## MATERIAL FOR THIS EXERCISE
>>>>

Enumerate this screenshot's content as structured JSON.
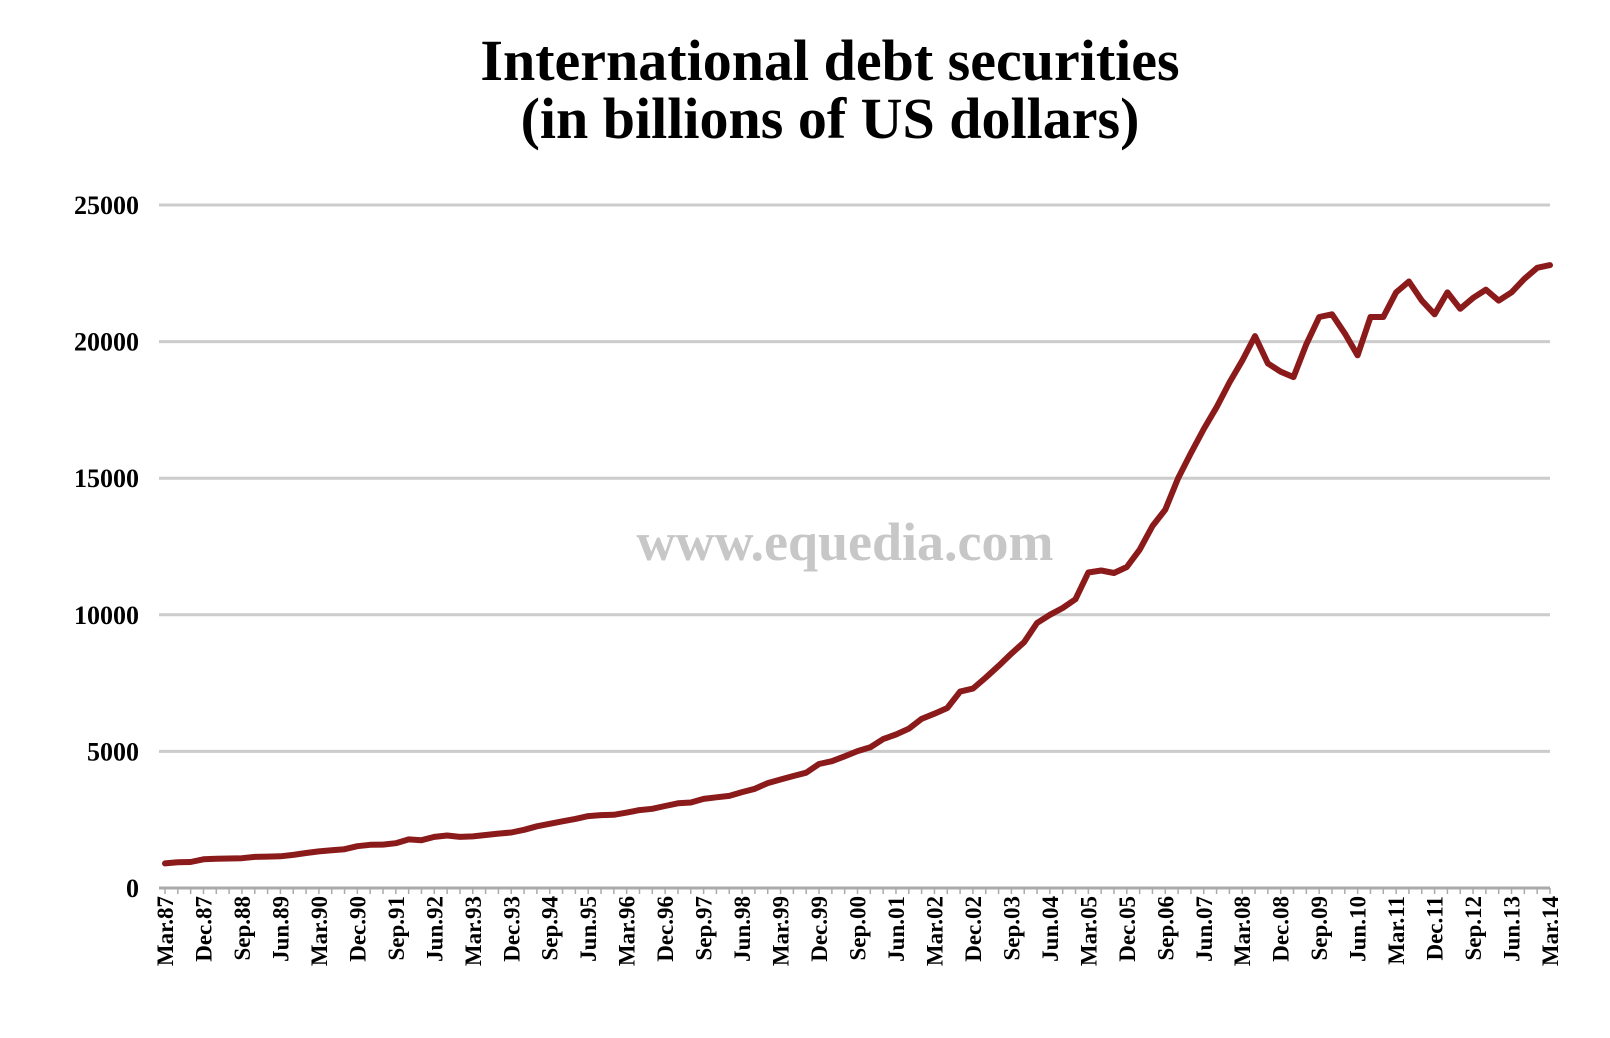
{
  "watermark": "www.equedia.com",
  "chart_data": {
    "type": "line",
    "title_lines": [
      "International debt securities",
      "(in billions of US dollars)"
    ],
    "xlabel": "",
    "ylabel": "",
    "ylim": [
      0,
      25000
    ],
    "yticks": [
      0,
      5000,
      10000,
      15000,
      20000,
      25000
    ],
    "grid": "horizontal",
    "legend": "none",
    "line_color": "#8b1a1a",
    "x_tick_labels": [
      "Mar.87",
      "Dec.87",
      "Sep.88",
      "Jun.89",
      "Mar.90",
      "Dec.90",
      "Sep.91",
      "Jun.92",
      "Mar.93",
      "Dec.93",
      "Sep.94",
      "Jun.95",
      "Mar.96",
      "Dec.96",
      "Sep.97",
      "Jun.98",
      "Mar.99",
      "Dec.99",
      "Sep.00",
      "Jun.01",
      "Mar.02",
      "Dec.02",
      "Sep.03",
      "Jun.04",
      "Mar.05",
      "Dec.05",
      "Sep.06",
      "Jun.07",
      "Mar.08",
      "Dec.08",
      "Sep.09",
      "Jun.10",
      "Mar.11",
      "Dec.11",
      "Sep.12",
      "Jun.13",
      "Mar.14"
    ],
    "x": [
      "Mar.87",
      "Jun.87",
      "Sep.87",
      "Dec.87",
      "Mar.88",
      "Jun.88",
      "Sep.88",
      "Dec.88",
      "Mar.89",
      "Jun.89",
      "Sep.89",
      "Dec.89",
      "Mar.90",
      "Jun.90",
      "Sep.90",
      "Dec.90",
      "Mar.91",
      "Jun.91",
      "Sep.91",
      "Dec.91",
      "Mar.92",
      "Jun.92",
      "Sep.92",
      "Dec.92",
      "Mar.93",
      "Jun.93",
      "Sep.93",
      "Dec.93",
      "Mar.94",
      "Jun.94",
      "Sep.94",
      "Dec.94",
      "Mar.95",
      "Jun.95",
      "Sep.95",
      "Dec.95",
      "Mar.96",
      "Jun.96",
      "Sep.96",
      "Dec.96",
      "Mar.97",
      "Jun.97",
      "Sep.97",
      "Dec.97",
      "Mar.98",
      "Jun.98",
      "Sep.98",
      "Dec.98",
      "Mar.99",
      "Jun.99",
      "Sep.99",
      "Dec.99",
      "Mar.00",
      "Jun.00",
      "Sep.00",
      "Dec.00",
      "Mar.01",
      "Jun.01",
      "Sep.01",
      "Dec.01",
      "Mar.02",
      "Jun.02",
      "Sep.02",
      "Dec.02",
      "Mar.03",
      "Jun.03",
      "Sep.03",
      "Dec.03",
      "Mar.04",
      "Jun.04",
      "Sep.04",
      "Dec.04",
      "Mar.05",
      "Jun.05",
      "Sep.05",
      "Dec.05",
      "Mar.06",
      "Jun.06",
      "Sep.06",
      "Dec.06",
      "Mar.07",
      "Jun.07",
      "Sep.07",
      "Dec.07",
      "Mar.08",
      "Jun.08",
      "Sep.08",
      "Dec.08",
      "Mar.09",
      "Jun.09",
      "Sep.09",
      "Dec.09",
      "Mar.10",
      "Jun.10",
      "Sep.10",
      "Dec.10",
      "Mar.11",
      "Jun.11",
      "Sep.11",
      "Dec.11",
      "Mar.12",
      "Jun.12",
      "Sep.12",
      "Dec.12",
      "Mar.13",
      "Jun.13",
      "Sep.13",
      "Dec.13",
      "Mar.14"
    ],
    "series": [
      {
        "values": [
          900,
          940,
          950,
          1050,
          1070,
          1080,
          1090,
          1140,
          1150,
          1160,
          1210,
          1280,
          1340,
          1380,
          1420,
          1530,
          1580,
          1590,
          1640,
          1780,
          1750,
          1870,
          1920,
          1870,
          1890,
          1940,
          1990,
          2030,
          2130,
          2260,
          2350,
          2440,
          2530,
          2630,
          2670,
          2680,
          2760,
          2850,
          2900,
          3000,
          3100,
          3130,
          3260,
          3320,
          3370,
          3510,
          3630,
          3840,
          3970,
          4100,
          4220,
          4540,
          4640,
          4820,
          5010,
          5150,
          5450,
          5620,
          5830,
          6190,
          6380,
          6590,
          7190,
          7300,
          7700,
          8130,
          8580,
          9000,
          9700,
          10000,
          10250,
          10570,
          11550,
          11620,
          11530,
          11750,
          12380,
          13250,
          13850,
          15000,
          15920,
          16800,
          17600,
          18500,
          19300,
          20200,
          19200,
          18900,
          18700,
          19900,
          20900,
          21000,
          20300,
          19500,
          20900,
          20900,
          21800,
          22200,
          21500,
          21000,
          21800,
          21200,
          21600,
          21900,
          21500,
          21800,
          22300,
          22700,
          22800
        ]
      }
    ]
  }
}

<<<<

## EXERCISE INSTRUCTIONS
Quote the records above in full, dropping each picture.

## TASK SOLUTION
Enumerate this screenshot's content as structured JSON.
{
  "watermark": "www.equedia.com",
  "chart_data": {
    "type": "line",
    "title_lines": [
      "International debt securities",
      "(in billions of US dollars)"
    ],
    "xlabel": "",
    "ylabel": "",
    "ylim": [
      0,
      25000
    ],
    "yticks": [
      0,
      5000,
      10000,
      15000,
      20000,
      25000
    ],
    "grid": "horizontal",
    "legend": "none",
    "line_color": "#8b1a1a",
    "x_tick_labels": [
      "Mar.87",
      "Dec.87",
      "Sep.88",
      "Jun.89",
      "Mar.90",
      "Dec.90",
      "Sep.91",
      "Jun.92",
      "Mar.93",
      "Dec.93",
      "Sep.94",
      "Jun.95",
      "Mar.96",
      "Dec.96",
      "Sep.97",
      "Jun.98",
      "Mar.99",
      "Dec.99",
      "Sep.00",
      "Jun.01",
      "Mar.02",
      "Dec.02",
      "Sep.03",
      "Jun.04",
      "Mar.05",
      "Dec.05",
      "Sep.06",
      "Jun.07",
      "Mar.08",
      "Dec.08",
      "Sep.09",
      "Jun.10",
      "Mar.11",
      "Dec.11",
      "Sep.12",
      "Jun.13",
      "Mar.14"
    ],
    "x": [
      "Mar.87",
      "Jun.87",
      "Sep.87",
      "Dec.87",
      "Mar.88",
      "Jun.88",
      "Sep.88",
      "Dec.88",
      "Mar.89",
      "Jun.89",
      "Sep.89",
      "Dec.89",
      "Mar.90",
      "Jun.90",
      "Sep.90",
      "Dec.90",
      "Mar.91",
      "Jun.91",
      "Sep.91",
      "Dec.91",
      "Mar.92",
      "Jun.92",
      "Sep.92",
      "Dec.92",
      "Mar.93",
      "Jun.93",
      "Sep.93",
      "Dec.93",
      "Mar.94",
      "Jun.94",
      "Sep.94",
      "Dec.94",
      "Mar.95",
      "Jun.95",
      "Sep.95",
      "Dec.95",
      "Mar.96",
      "Jun.96",
      "Sep.96",
      "Dec.96",
      "Mar.97",
      "Jun.97",
      "Sep.97",
      "Dec.97",
      "Mar.98",
      "Jun.98",
      "Sep.98",
      "Dec.98",
      "Mar.99",
      "Jun.99",
      "Sep.99",
      "Dec.99",
      "Mar.00",
      "Jun.00",
      "Sep.00",
      "Dec.00",
      "Mar.01",
      "Jun.01",
      "Sep.01",
      "Dec.01",
      "Mar.02",
      "Jun.02",
      "Sep.02",
      "Dec.02",
      "Mar.03",
      "Jun.03",
      "Sep.03",
      "Dec.03",
      "Mar.04",
      "Jun.04",
      "Sep.04",
      "Dec.04",
      "Mar.05",
      "Jun.05",
      "Sep.05",
      "Dec.05",
      "Mar.06",
      "Jun.06",
      "Sep.06",
      "Dec.06",
      "Mar.07",
      "Jun.07",
      "Sep.07",
      "Dec.07",
      "Mar.08",
      "Jun.08",
      "Sep.08",
      "Dec.08",
      "Mar.09",
      "Jun.09",
      "Sep.09",
      "Dec.09",
      "Mar.10",
      "Jun.10",
      "Sep.10",
      "Dec.10",
      "Mar.11",
      "Jun.11",
      "Sep.11",
      "Dec.11",
      "Mar.12",
      "Jun.12",
      "Sep.12",
      "Dec.12",
      "Mar.13",
      "Jun.13",
      "Sep.13",
      "Dec.13",
      "Mar.14"
    ],
    "series": [
      {
        "values": [
          900,
          940,
          950,
          1050,
          1070,
          1080,
          1090,
          1140,
          1150,
          1160,
          1210,
          1280,
          1340,
          1380,
          1420,
          1530,
          1580,
          1590,
          1640,
          1780,
          1750,
          1870,
          1920,
          1870,
          1890,
          1940,
          1990,
          2030,
          2130,
          2260,
          2350,
          2440,
          2530,
          2630,
          2670,
          2680,
          2760,
          2850,
          2900,
          3000,
          3100,
          3130,
          3260,
          3320,
          3370,
          3510,
          3630,
          3840,
          3970,
          4100,
          4220,
          4540,
          4640,
          4820,
          5010,
          5150,
          5450,
          5620,
          5830,
          6190,
          6380,
          6590,
          7190,
          7300,
          7700,
          8130,
          8580,
          9000,
          9700,
          10000,
          10250,
          10570,
          11550,
          11620,
          11530,
          11750,
          12380,
          13250,
          13850,
          15000,
          15920,
          16800,
          17600,
          18500,
          19300,
          20200,
          19200,
          18900,
          18700,
          19900,
          20900,
          21000,
          20300,
          19500,
          20900,
          20900,
          21800,
          22200,
          21500,
          21000,
          21800,
          21200,
          21600,
          21900,
          21500,
          21800,
          22300,
          22700,
          22800
        ]
      }
    ]
  }
}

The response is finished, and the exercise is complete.